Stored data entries

━━━

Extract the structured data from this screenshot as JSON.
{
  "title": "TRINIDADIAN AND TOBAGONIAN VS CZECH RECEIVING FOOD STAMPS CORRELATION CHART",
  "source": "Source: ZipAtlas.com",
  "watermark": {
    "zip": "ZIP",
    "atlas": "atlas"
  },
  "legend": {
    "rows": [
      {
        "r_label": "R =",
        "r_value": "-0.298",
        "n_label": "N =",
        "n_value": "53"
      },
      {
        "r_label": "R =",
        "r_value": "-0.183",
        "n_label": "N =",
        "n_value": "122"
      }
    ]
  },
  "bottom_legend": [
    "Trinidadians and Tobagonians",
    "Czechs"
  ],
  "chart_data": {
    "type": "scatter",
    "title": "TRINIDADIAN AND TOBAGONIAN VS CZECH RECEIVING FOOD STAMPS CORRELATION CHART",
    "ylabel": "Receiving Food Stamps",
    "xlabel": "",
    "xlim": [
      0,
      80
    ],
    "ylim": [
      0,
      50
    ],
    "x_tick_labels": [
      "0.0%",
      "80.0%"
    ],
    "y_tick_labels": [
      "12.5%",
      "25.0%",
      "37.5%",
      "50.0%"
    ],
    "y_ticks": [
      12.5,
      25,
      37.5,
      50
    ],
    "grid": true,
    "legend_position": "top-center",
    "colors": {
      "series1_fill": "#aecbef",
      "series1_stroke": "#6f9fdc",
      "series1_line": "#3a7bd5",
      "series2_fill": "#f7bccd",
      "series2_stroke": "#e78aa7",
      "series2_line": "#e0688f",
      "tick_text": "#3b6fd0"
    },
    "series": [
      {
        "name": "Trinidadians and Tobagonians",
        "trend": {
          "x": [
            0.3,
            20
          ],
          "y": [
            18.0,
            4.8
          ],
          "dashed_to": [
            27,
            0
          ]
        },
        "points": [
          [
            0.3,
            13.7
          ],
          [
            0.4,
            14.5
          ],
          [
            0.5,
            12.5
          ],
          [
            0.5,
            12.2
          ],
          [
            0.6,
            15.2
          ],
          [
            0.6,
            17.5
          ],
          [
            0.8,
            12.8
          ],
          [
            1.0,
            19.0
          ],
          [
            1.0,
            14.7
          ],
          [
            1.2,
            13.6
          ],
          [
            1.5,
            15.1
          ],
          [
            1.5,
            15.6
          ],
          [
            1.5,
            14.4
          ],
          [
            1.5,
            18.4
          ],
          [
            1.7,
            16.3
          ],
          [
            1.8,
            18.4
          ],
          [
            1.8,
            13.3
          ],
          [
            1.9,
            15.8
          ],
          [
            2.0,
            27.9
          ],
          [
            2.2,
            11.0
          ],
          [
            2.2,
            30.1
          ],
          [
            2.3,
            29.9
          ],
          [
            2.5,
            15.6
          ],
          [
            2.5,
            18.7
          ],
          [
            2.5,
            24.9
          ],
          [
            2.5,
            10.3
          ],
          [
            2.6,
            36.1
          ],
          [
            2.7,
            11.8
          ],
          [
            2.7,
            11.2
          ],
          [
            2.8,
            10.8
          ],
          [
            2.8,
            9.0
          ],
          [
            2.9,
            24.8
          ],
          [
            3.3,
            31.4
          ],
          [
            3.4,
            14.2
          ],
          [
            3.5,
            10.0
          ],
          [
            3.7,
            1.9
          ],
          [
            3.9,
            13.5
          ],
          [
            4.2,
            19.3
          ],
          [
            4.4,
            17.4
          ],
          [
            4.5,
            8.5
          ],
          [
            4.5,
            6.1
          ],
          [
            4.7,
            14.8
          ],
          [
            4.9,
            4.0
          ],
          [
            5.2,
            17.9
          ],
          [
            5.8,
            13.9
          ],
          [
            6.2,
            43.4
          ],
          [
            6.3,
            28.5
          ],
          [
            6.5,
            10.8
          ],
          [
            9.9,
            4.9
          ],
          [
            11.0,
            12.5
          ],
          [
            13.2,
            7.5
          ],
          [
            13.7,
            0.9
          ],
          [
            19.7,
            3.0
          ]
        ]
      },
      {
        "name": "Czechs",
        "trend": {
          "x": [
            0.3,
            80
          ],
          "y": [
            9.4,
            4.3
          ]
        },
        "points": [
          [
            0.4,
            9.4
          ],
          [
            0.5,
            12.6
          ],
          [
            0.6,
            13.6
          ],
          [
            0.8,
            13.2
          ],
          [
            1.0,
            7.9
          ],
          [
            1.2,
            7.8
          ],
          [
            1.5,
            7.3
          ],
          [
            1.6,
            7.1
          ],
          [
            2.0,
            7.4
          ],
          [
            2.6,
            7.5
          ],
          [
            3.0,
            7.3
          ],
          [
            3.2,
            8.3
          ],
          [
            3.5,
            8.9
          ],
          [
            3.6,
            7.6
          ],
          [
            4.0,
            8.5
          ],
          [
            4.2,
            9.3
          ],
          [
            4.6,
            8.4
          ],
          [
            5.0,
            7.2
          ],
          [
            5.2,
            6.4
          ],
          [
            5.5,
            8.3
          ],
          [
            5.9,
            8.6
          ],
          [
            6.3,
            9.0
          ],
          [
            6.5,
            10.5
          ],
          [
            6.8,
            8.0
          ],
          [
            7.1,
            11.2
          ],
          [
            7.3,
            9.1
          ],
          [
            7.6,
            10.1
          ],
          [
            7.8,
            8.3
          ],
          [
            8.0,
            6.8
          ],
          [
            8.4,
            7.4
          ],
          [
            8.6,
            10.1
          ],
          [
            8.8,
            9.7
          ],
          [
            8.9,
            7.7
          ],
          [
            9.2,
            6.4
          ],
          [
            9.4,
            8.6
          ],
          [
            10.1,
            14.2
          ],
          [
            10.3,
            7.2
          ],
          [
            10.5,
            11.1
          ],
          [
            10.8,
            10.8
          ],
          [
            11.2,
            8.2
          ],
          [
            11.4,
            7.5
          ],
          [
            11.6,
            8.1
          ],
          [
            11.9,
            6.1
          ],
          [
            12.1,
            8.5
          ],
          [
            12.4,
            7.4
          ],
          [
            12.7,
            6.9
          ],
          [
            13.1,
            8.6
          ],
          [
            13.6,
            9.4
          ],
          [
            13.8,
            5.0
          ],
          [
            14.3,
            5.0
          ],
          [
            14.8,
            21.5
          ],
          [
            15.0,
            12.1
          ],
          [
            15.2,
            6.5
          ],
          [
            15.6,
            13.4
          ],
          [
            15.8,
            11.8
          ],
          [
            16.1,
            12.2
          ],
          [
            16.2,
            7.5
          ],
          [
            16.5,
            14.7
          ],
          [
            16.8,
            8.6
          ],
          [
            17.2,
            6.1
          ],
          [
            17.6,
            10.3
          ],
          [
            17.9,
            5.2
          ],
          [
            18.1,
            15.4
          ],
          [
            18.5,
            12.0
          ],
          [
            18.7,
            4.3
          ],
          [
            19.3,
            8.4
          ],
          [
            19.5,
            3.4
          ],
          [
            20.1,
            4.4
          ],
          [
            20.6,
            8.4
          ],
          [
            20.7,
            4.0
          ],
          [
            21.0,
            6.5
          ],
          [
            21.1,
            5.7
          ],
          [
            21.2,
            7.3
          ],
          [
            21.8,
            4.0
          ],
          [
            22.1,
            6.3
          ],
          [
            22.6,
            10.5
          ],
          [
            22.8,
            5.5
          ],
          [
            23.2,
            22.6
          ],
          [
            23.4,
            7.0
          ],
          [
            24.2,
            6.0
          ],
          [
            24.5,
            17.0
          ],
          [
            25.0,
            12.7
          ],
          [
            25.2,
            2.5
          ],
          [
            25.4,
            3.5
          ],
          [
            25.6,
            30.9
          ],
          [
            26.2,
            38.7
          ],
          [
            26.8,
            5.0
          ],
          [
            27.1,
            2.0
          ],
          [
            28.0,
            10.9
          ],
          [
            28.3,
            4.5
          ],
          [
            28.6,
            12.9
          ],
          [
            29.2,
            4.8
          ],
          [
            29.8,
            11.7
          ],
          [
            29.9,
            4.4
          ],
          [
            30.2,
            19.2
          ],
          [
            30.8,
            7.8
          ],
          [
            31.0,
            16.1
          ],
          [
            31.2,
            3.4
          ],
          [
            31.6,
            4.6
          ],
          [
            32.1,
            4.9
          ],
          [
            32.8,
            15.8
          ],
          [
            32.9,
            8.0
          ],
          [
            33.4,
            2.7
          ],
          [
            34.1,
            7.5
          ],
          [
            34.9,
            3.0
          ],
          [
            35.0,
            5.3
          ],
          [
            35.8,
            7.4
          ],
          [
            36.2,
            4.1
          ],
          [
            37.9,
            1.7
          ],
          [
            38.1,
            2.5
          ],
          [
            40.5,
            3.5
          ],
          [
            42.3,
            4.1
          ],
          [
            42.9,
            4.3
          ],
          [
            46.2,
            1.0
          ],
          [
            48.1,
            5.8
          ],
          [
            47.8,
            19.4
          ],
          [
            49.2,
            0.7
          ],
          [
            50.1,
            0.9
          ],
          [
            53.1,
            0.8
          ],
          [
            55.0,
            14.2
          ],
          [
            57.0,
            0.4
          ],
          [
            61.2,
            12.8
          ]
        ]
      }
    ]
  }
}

━━━

The task: Using the listing above, gather each line that holds the string "Trinidadians" and copy it.

Task output:
    "Trinidadians and Tobagonians",
        "name": "Trinidadians and Tobagonians",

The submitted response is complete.